### Data for this task
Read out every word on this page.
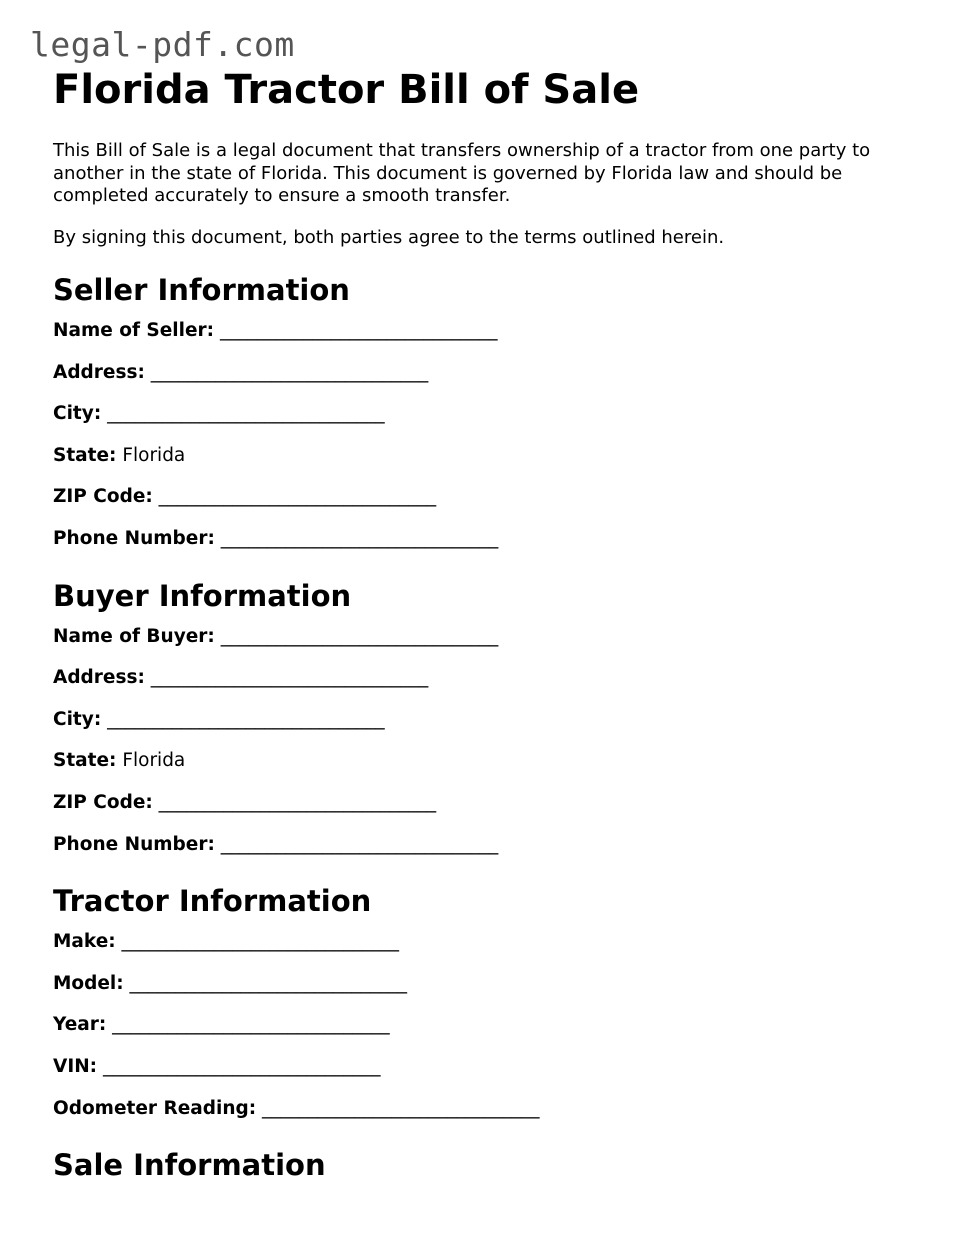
legal-pdf.com
Florida Tractor Bill of Sale

This Bill of Sale is a legal document that transfers ownership of a tractor from one party to another in the state of Florida. This document is governed by Florida law and should be completed accurately to ensure a smooth transfer.

By signing this document, both parties agree to the terms outlined herein.

Seller Information
Name of Seller: ______________________________
Address: ______________________________
City: ______________________________
State: Florida
ZIP Code: ______________________________
Phone Number: ______________________________
Buyer Information
Name of Buyer: ______________________________
Address: ______________________________
City: ______________________________
State: Florida
ZIP Code: ______________________________
Phone Number: ______________________________
Tractor Information
Make: ______________________________
Model: ______________________________
Year: ______________________________
VIN: ______________________________
Odometer Reading: ______________________________
Sale Information
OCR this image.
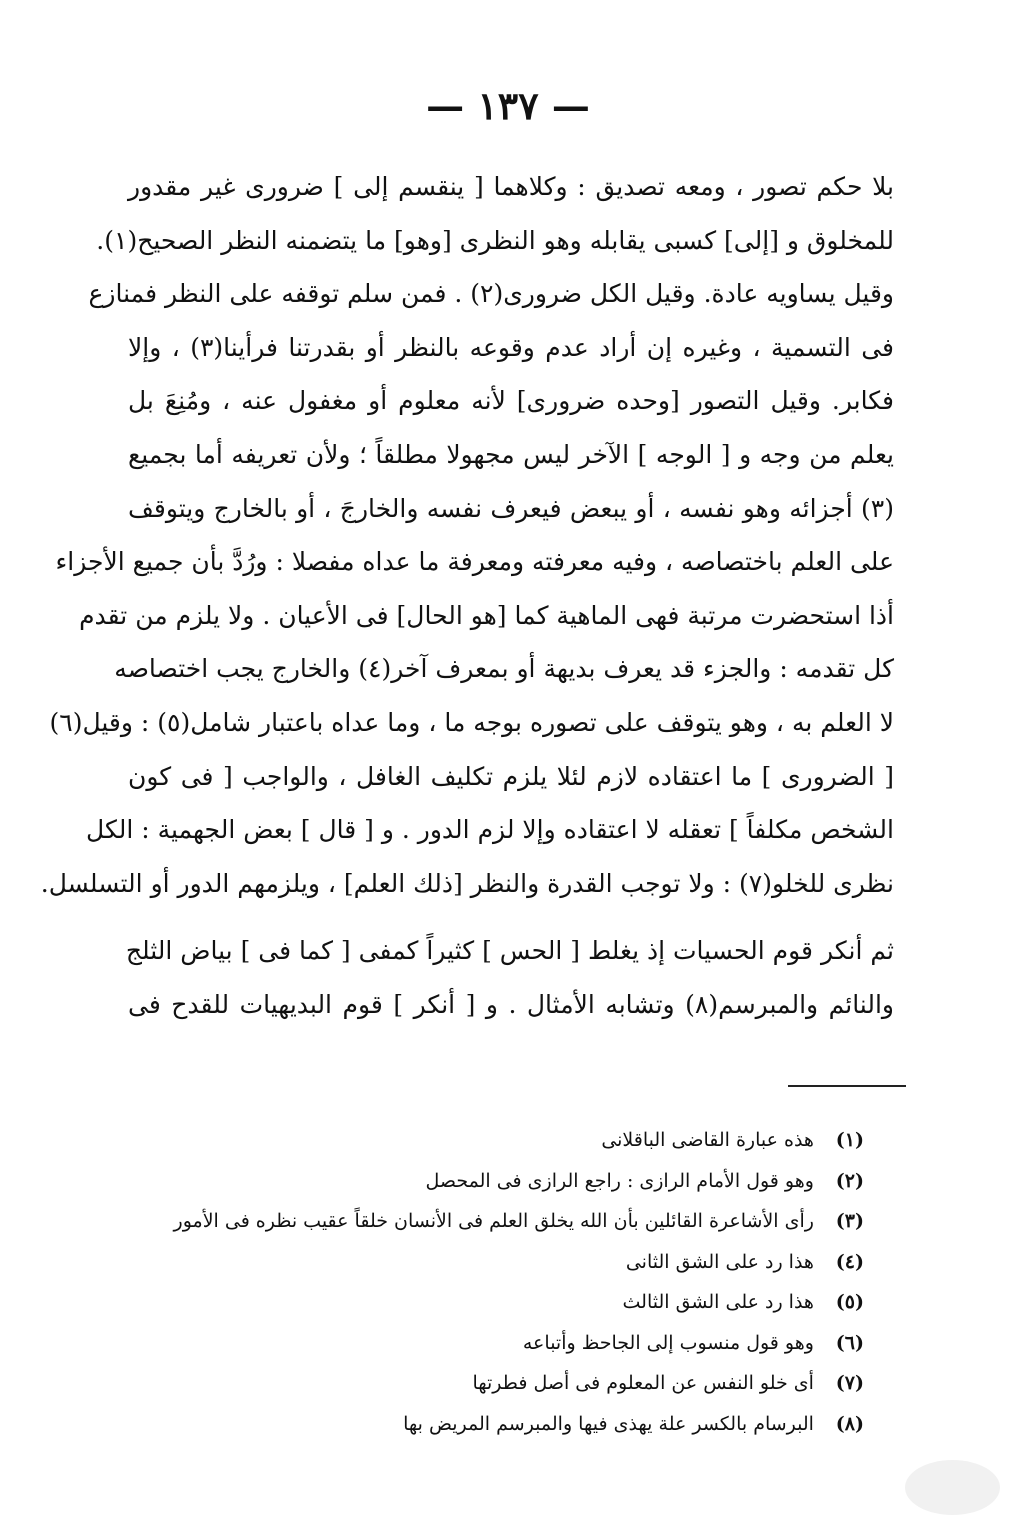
— ١٣٧ —
بلا حكم تصور ، ومعه تصديق : وكلاهما [ ينقسم إلى ] ضرورى غير مقدور
للمخلوق و [إلى] كسبى يقابله وهو النظرى [وهو] ما يتضمنه النظر الصحيح(١).
وقيل يساويه عادة. وقيل الكل ضرورى(٢) . فمن سلم توقفه على النظر فمنازع
فى التسمية ، وغيره إن أراد عدم وقوعه بالنظر أو بقدرتنا فرأينا(٣) ، وإلا
فكابر. وقيل التصور [وحده ضرورى] لأنه معلوم أو مغفول عنه ، ومُنِعَ بل
يعلم من وجه و [ الوجه ] الآخر ليس مجهولا مطلقاً ؛ ولأن تعريفه أما بجميع
(٣) أجزائه وهو نفسه ، أو يبعض فيعرف نفسه والخارجَ ، أو بالخارج ويتوقف
على العلم باختصاصه ، وفيه معرفته ومعرفة ما عداه مفصلا : ورُدَّ بأن جميع الأجزاء
أذا استحضرت مرتبة فهى الماهية كما [هو الحال] فى الأعيان . ولا يلزم من تقدم
كل تقدمه : والجزء قد يعرف بديهة أو بمعرف آخر(٤) والخارج يجب اختصاصه
لا العلم به ، وهو يتوقف على تصوره بوجه ما ، وما عداه باعتبار شامل(٥) : وقيل(٦)
[ الضرورى ] ما اعتقاده لازم لئلا يلزم تكليف الغافل ، والواجب [ فى كون
الشخص مكلفاً ] تعقله لا اعتقاده وإلا لزم الدور . و [ قال ] بعض الجهمية : الكل
نظرى للخلو(٧) : ولا توجب القدرة والنظر [ذلك العلم] ، ويلزمهم الدور أو التسلسل.
ثم أنكر قوم الحسيات إذ يغلط [ الحس ] كثيراً كمفى [ كما فى ] بياض الثلج
والنائم والمبرسم(٨) وتشابه الأمثال . و [ أنكر ] قوم البديهيات للقدح فى
(١) هذه عبارة القاضى الباقلانى
(٢) وهو قول الأمام الرازى : راجع الرازى فى المحصل
(٣) رأى الأشاعرة القائلين بأن الله يخلق العلم فى الأنسان خلقاً عقيب نظره فى الأمور
(٤) هذا رد على الشق الثانى
(٥) هذا رد على الشق الثالث
(٦) وهو قول منسوب إلى الجاحظ وأتباعه
(٧) أى خلو النفس عن المعلوم فى أصل فطرتها
(٨) البرسام بالكسر علة يهذى فيها والمبرسم المريض بها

### Your goal
Report how many lines in the records above contain the word "والخارج", giving only the number.

### Completed exercise
2